--- BEGIN EXCERPTED RECORDS ---
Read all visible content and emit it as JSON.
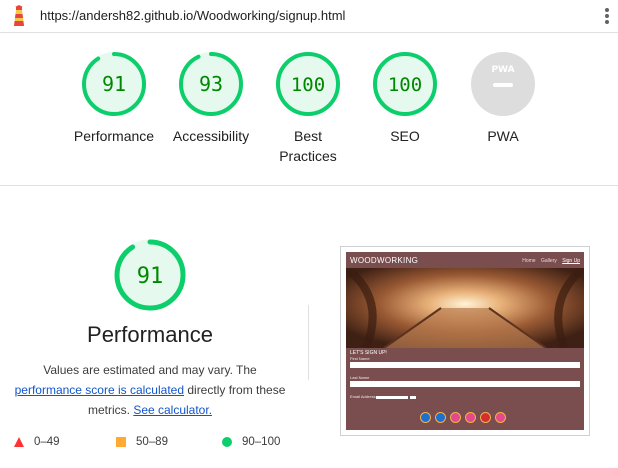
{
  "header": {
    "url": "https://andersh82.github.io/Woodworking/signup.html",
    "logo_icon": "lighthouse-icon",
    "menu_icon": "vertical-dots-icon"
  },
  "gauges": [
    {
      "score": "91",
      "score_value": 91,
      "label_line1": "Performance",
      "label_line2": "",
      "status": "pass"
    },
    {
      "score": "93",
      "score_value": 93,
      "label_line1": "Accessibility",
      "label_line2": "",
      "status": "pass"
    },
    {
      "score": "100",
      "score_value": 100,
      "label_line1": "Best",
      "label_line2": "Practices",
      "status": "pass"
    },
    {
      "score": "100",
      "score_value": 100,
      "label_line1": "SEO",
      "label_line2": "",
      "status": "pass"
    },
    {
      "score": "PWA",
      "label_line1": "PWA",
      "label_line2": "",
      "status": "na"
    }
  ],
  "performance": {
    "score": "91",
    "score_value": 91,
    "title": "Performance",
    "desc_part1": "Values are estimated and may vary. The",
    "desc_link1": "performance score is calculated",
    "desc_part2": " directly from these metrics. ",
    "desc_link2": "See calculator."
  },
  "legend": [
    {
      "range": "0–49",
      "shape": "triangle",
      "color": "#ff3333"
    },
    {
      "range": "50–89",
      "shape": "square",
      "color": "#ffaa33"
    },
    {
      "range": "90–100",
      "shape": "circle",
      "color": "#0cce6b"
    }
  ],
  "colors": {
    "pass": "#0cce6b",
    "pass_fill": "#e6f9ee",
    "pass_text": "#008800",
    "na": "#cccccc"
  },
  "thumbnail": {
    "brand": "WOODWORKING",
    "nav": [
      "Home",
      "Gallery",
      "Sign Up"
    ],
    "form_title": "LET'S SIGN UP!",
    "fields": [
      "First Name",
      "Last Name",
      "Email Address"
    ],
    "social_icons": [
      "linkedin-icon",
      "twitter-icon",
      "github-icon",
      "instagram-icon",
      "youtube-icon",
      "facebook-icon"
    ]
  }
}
--- END EXCERPTED RECORDS ---
Please write out all the data again word for word, but not the pictures.

Read all visible content and emit it as JSON.
{
  "header": {
    "url": "https://andersh82.github.io/Woodworking/signup.html",
    "logo_icon": "lighthouse-icon",
    "menu_icon": "vertical-dots-icon"
  },
  "gauges": [
    {
      "score": "91",
      "score_value": 91,
      "label_line1": "Performance",
      "label_line2": "",
      "status": "pass"
    },
    {
      "score": "93",
      "score_value": 93,
      "label_line1": "Accessibility",
      "label_line2": "",
      "status": "pass"
    },
    {
      "score": "100",
      "score_value": 100,
      "label_line1": "Best",
      "label_line2": "Practices",
      "status": "pass"
    },
    {
      "score": "100",
      "score_value": 100,
      "label_line1": "SEO",
      "label_line2": "",
      "status": "pass"
    },
    {
      "score": "PWA",
      "label_line1": "PWA",
      "label_line2": "",
      "status": "na"
    }
  ],
  "performance": {
    "score": "91",
    "score_value": 91,
    "title": "Performance",
    "desc_part1": "Values are estimated and may vary. The",
    "desc_link1": "performance score is calculated",
    "desc_part2": " directly from these metrics. ",
    "desc_link2": "See calculator."
  },
  "legend": [
    {
      "range": "0–49",
      "shape": "triangle",
      "color": "#ff3333"
    },
    {
      "range": "50–89",
      "shape": "square",
      "color": "#ffaa33"
    },
    {
      "range": "90–100",
      "shape": "circle",
      "color": "#0cce6b"
    }
  ],
  "colors": {
    "pass": "#0cce6b",
    "pass_fill": "#e6f9ee",
    "pass_text": "#008800",
    "na": "#cccccc"
  },
  "thumbnail": {
    "brand": "WOODWORKING",
    "nav": [
      "Home",
      "Gallery",
      "Sign Up"
    ],
    "form_title": "LET'S SIGN UP!",
    "fields": [
      "First Name",
      "Last Name",
      "Email Address"
    ],
    "social_icons": [
      "linkedin-icon",
      "twitter-icon",
      "github-icon",
      "instagram-icon",
      "youtube-icon",
      "facebook-icon"
    ]
  }
}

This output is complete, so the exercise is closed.